## [Tekst]
Wat betreft andere vragen die zijn gesteld, wensen die zijn geuit en moties die zijn ingediend, zou ik de Kamer willen vragen om ons de tijd te gunnen om dat allemaal mee te nemen in de evaluatie. Aan de heren Van Bommel en Ten Broeke vraag ik, hun moties aan te houden totdat de evaluatie er is. Dan kunnen wij over het gehele spectrum op een open manier spreken. Iedere keer komen termen terug als "handig geopereerd" en "gemanipuleerd". Als externen de evaluatie uitvoeren, neem ik aan dat de Kamer er vertrouwen in heeft dat ik niet "handig opereer" of manipuleer. De heer Ten Broeke heeft ernstige twijfels over het Europafonds. Dat mag, maar het Europafonds opereert conform de aanpassingen die in 2006 na de evaluatie door mijn voorganger, de heer Nicolaï, zijn aangebracht. Exact conform die aanwijzingen hebben wij tot nu toe altijd in elke kwestie geopereerd. De heer Ten Broeke vraagt om "direct veranderen", maar ik vraag hem uit de grond van mijn hart, ook wegens het vereiste van behoorlijk bestuur: wacht nu even de totale evaluatie en de kabinetsreactie daarop af. Dan kan de Kamer bezien wat zij met de evaluatie en de reactie daarop zou willen doen.

Dit heeft ook te maken met de vragen die de heer Ormel heeft gesteld over het tegenvallende aantal aanvragen, het onder de aandacht brengen van het fonds en het helpen van aanvragers. Dat vind ik ook vragen die je aan externen kunt stellen. Misschien zijn er wel mogelijkheden. Naar mijn ervaring is het fonds niet zo hoogdrempelig, maar misschien is die inschatting niet juist, wanneer die door een externe wordt bekeken. Dan kunnen wij deze misschien aanpassen. Ik ben het zeer met de heer Ormel eens dat wij altijd elke schijn moeten vermijden. Daarom vind ik dat wij door externen moeten laten evalueren. Het kabinet maakt dan de balans op en legt zijn bevindingen aan de Kamer voor. Vervolgens gaan wij daarover praten.

## [Werkgegevens]
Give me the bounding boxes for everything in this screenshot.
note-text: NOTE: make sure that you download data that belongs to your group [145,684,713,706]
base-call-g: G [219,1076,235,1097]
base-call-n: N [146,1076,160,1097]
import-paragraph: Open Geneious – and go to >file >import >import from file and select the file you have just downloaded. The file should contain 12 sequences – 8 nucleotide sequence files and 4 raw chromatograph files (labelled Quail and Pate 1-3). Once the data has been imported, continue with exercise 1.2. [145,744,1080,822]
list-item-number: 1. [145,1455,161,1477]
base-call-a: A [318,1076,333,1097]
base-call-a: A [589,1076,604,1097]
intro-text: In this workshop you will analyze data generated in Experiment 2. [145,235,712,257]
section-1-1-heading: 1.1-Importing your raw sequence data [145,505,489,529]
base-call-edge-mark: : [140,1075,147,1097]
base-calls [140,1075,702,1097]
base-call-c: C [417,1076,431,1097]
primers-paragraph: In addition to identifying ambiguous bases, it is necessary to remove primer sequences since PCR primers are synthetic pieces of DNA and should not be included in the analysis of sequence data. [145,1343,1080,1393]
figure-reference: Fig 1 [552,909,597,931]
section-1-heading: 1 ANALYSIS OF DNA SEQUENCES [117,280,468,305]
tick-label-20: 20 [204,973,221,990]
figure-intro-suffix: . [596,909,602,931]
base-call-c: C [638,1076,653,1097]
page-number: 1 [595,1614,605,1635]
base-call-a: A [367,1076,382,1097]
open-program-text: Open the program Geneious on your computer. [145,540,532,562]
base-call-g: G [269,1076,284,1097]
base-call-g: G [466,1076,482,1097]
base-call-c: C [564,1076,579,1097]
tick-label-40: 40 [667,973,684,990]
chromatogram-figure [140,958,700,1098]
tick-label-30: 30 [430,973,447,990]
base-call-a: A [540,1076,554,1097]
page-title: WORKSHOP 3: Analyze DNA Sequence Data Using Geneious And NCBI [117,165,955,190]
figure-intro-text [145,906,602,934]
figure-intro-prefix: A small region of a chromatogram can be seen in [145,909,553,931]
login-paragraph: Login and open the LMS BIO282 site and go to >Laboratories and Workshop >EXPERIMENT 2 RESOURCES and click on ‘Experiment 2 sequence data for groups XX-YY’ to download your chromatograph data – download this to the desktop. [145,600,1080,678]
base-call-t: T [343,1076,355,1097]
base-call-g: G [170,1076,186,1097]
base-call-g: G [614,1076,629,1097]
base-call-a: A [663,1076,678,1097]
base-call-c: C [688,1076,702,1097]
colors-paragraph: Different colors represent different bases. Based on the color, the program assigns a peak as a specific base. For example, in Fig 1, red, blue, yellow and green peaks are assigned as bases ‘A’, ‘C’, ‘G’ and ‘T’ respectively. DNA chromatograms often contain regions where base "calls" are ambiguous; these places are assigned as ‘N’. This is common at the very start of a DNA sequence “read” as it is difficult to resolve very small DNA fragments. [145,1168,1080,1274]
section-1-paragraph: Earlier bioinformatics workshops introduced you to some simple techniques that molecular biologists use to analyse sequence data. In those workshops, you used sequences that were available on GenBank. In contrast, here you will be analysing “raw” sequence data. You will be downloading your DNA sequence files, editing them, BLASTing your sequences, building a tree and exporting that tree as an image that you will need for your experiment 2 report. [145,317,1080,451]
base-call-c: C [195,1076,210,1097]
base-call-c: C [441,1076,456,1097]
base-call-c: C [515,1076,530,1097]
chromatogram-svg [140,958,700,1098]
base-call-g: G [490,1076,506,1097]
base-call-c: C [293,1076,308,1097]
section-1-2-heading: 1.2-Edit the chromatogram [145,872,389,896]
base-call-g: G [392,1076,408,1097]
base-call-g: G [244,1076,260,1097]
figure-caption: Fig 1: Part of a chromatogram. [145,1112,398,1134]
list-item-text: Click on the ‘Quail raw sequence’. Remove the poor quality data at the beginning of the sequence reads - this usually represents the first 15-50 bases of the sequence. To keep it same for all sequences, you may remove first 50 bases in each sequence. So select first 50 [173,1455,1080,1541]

## [Uit te voeren]
1: Vat de tekst over het Europafonds samen in twee zinnen.
2: Haal uit de gegevens elke regel met de string "small".

## [Oplossingen]
1: De spreker vraagt de Kamer om vragen, wensen en moties mee te nemen in de evaluatie en de heren Van Bommel en Ten Broeke hun moties aan te houden tot de evaluatie er is. Volgens de spreker werkt het Europafonds conform de aanpassingen van 2006, en omdat elke schijn vermeden moet worden, laten zij het door externen evalueren, waarna het kabinet zijn bevindingen aan de Kamer voorlegt.

2:
figure-intro-prefix: A small region of a chromatogram can be seen in [145,909,553,931]
colors-paragraph: Different colors represent different bases. Based on the color, the program assigns a peak as a specific base. For example, in Fig 1, red, blue, yellow and green peaks are assigned as bases ‘A’, ‘C’, ‘G’ and ‘T’ respectively. DNA chromatograms often contain regions where base "calls" are ambiguous; these places are assigned as ‘N’. This is common at the very start of a DNA sequence “read” as it is difficult to resolve very small DNA fragments. [145,1168,1080,1274]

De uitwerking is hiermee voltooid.